Every line holding the string "JSON" should be gathered.

Dataset excerpt:
____

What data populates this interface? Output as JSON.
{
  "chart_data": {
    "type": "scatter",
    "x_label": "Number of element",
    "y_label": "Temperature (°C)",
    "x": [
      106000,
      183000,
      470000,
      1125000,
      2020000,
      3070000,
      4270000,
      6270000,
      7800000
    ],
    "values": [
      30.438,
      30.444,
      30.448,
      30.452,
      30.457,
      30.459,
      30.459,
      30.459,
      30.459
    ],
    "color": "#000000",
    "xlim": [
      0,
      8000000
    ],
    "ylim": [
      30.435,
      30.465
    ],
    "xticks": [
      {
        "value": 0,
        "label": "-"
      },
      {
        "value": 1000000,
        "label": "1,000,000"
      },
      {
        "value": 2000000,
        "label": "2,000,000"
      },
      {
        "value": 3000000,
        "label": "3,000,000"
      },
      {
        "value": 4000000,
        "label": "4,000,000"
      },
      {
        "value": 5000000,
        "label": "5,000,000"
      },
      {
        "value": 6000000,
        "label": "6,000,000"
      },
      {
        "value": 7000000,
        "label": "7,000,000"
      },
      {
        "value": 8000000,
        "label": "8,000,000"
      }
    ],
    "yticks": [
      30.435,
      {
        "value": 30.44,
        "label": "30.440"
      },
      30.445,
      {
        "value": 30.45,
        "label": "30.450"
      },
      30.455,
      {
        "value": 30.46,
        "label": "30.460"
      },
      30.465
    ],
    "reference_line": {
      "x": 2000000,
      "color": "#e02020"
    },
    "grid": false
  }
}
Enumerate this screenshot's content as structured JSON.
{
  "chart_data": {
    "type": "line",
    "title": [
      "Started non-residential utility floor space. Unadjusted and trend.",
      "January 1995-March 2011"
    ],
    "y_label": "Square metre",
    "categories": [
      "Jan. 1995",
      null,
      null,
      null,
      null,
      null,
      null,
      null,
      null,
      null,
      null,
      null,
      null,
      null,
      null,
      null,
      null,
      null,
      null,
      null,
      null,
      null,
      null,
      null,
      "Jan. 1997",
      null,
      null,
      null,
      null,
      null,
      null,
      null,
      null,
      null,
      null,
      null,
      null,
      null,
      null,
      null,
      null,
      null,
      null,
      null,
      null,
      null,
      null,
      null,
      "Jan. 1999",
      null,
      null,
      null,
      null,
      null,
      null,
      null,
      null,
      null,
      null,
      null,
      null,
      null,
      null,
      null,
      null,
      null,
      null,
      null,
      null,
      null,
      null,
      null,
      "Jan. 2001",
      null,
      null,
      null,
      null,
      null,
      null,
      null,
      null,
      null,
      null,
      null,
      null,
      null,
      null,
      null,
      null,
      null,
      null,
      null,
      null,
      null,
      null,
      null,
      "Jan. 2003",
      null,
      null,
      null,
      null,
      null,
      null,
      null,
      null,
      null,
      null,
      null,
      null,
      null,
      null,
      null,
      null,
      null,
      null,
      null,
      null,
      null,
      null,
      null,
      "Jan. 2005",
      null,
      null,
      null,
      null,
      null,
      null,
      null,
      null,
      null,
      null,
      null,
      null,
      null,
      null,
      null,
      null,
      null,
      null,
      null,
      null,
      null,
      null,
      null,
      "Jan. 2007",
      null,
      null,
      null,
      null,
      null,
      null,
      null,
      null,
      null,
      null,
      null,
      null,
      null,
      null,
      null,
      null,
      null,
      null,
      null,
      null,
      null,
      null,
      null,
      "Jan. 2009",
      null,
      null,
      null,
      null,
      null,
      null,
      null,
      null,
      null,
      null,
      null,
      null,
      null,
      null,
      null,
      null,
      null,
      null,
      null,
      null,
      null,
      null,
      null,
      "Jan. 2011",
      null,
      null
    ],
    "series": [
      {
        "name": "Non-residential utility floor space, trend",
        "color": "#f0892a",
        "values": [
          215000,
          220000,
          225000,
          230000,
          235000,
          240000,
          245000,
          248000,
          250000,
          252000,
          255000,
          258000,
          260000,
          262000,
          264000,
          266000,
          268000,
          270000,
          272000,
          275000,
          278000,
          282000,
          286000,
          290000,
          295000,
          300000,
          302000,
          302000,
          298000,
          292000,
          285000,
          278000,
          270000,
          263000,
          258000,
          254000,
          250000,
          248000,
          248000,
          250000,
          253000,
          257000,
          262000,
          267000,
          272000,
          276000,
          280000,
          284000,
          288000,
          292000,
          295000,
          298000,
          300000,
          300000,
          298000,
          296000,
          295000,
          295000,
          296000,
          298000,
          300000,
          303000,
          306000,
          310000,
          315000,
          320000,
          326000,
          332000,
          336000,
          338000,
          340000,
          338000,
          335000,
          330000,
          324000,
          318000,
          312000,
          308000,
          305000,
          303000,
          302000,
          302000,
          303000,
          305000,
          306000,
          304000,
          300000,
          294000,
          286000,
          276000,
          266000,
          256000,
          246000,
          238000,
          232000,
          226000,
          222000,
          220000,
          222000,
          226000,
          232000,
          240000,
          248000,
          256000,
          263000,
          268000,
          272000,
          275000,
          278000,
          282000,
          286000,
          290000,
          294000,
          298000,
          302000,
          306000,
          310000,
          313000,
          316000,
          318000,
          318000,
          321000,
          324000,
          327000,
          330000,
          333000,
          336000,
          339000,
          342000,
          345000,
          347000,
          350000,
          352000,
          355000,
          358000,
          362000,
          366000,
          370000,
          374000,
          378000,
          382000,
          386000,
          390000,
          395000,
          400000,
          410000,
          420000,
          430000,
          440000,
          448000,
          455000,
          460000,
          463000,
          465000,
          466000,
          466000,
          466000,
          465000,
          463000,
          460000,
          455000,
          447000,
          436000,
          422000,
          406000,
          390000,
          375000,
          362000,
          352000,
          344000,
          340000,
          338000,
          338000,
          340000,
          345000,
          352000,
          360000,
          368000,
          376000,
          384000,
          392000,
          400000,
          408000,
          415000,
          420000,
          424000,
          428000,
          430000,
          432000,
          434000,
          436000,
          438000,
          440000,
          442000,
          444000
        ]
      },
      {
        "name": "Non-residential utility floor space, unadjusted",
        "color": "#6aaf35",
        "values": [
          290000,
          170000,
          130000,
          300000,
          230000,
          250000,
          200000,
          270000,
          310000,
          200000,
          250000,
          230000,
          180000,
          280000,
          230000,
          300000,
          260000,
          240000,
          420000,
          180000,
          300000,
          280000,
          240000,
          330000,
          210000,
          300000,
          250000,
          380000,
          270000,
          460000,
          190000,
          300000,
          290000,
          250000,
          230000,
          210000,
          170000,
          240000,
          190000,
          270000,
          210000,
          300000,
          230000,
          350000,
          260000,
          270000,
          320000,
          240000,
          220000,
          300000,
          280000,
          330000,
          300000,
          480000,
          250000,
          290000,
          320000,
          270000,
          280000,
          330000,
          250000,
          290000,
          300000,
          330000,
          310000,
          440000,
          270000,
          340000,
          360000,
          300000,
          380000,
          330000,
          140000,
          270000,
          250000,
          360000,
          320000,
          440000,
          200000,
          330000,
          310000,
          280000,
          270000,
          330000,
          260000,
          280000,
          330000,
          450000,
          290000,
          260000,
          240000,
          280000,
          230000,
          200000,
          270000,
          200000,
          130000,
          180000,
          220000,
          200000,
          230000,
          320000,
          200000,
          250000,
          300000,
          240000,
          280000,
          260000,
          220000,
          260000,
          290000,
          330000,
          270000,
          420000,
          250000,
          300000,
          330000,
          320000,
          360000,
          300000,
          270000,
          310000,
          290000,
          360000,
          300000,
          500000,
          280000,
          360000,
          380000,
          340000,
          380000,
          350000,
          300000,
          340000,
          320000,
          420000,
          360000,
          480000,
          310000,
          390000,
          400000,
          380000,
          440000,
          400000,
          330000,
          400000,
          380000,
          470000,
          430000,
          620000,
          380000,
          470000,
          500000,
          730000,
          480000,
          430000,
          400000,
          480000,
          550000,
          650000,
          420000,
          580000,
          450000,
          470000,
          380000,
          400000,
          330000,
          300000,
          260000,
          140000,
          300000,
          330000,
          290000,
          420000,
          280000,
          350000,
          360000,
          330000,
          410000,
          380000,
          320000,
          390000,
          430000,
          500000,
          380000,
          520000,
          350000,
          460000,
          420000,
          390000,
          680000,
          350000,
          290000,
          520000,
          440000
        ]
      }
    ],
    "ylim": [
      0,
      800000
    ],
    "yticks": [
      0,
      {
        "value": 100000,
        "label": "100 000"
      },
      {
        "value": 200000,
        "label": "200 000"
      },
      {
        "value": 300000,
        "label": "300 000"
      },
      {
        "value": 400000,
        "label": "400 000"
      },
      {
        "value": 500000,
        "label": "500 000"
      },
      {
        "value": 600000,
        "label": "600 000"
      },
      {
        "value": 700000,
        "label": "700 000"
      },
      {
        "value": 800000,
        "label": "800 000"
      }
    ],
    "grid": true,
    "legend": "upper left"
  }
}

____

Reply
What data populates this interface? Output as JSON.
Enumerate this screenshot's content as structured JSON.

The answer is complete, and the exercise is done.